Dataset items
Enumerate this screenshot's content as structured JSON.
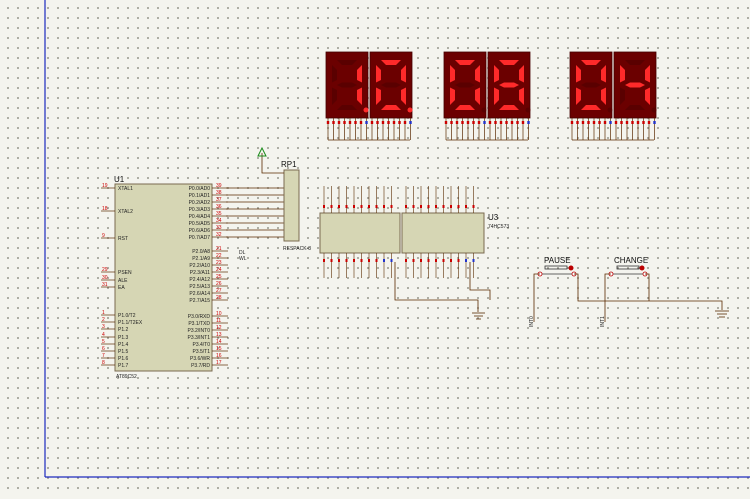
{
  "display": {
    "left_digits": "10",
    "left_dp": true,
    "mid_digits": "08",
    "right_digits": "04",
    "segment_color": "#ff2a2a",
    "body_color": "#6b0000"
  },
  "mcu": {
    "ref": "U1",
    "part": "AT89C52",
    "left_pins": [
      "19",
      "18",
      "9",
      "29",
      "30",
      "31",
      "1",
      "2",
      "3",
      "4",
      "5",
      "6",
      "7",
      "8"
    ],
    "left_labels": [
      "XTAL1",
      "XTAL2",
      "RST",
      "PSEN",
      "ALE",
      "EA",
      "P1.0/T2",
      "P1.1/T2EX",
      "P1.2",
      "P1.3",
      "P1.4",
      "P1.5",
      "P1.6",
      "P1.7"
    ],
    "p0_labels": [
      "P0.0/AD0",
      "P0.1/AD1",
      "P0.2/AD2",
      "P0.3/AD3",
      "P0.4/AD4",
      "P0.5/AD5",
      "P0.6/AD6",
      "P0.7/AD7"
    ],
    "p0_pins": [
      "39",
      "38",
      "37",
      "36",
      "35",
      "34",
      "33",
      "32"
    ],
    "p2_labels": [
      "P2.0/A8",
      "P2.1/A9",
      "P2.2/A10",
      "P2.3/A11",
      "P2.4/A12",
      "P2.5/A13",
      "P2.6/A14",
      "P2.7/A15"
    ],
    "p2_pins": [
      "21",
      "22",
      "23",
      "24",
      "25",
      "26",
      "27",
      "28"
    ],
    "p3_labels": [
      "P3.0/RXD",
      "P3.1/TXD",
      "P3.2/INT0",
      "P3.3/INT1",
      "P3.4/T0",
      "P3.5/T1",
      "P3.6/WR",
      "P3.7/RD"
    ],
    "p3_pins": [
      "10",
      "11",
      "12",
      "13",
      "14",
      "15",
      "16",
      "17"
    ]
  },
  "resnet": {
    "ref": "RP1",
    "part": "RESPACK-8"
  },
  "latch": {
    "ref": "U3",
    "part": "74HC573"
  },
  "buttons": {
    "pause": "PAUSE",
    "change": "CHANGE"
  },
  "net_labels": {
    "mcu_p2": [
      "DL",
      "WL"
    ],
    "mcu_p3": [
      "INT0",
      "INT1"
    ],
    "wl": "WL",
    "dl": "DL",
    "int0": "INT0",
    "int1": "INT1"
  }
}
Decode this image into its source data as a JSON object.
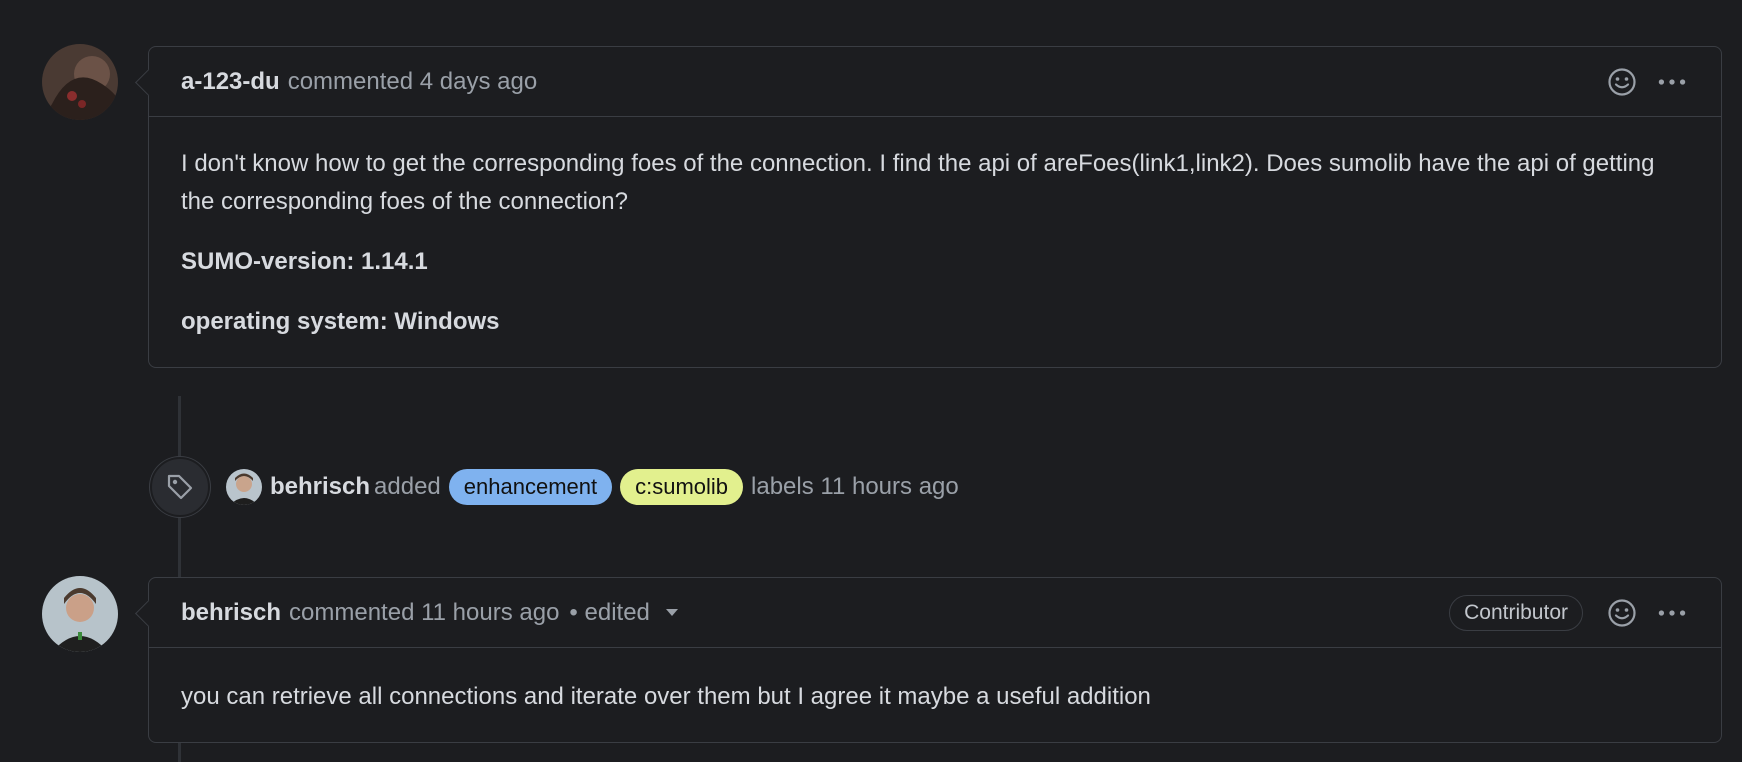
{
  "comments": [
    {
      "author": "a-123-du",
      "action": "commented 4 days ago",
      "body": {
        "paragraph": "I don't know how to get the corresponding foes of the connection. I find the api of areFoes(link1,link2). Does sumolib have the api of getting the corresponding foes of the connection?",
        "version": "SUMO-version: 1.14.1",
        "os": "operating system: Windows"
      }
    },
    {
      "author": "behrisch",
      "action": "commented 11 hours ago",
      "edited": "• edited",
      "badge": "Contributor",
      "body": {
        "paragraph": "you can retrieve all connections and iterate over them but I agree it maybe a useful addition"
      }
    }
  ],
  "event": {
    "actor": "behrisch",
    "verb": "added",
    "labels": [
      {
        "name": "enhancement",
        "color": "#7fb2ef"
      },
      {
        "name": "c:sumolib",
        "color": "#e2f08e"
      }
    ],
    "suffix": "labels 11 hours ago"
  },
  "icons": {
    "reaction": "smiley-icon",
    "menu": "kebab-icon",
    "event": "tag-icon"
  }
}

**Task to carry out**
Leave out the pictures and give the listing above again exactly.

**Solution for this exercise**
Enumerate this screenshot's content as structured JSON.
{
  "display": {
    "left_digits": "10",
    "left_dp": true,
    "mid_digits": "08",
    "right_digits": "04",
    "segment_color": "#ff2a2a",
    "body_color": "#6b0000"
  },
  "mcu": {
    "ref": "U1",
    "part": "AT89C52",
    "left_pins": [
      "19",
      "18",
      "9",
      "29",
      "30",
      "31",
      "1",
      "2",
      "3",
      "4",
      "5",
      "6",
      "7",
      "8"
    ],
    "left_labels": [
      "XTAL1",
      "XTAL2",
      "RST",
      "PSEN",
      "ALE",
      "EA",
      "P1.0/T2",
      "P1.1/T2EX",
      "P1.2",
      "P1.3",
      "P1.4",
      "P1.5",
      "P1.6",
      "P1.7"
    ],
    "p0_labels": [
      "P0.0/AD0",
      "P0.1/AD1",
      "P0.2/AD2",
      "P0.3/AD3",
      "P0.4/AD4",
      "P0.5/AD5",
      "P0.6/AD6",
      "P0.7/AD7"
    ],
    "p0_pins": [
      "39",
      "38",
      "37",
      "36",
      "35",
      "34",
      "33",
      "32"
    ],
    "p2_labels": [
      "P2.0/A8",
      "P2.1/A9",
      "P2.2/A10",
      "P2.3/A11",
      "P2.4/A12",
      "P2.5/A13",
      "P2.6/A14",
      "P2.7/A15"
    ],
    "p2_pins": [
      "21",
      "22",
      "23",
      "24",
      "25",
      "26",
      "27",
      "28"
    ],
    "p3_labels": [
      "P3.0/RXD",
      "P3.1/TXD",
      "P3.2/INT0",
      "P3.3/INT1",
      "P3.4/T0",
      "P3.5/T1",
      "P3.6/WR",
      "P3.7/RD"
    ],
    "p3_pins": [
      "10",
      "11",
      "12",
      "13",
      "14",
      "15",
      "16",
      "17"
    ]
  },
  "resnet": {
    "ref": "RP1",
    "part": "RESPACK-8"
  },
  "latch": {
    "ref": "U3",
    "part": "74HC573"
  },
  "buttons": {
    "pause": "PAUSE",
    "change": "CHANGE"
  },
  "net_labels": {
    "mcu_p2": [
      "DL",
      "WL"
    ],
    "mcu_p3": [
      "INT0",
      "INT1"
    ],
    "wl": "WL",
    "dl": "DL",
    "int0": "INT0",
    "int1": "INT1"
  }
}
Decode this image into its source data as a JSON object.
{
  "comments": [
    {
      "author": "a-123-du",
      "action": "commented 4 days ago",
      "body": {
        "paragraph": "I don't know how to get the corresponding foes of the connection. I find the api of areFoes(link1,link2). Does sumolib have the api of getting the corresponding foes of the connection?",
        "version": "SUMO-version: 1.14.1",
        "os": "operating system: Windows"
      }
    },
    {
      "author": "behrisch",
      "action": "commented 11 hours ago",
      "edited": "• edited",
      "badge": "Contributor",
      "body": {
        "paragraph": "you can retrieve all connections and iterate over them but I agree it maybe a useful addition"
      }
    }
  ],
  "event": {
    "actor": "behrisch",
    "verb": "added",
    "labels": [
      {
        "name": "enhancement",
        "color": "#7fb2ef"
      },
      {
        "name": "c:sumolib",
        "color": "#e2f08e"
      }
    ],
    "suffix": "labels 11 hours ago"
  },
  "icons": {
    "reaction": "smiley-icon",
    "menu": "kebab-icon",
    "event": "tag-icon"
  }
}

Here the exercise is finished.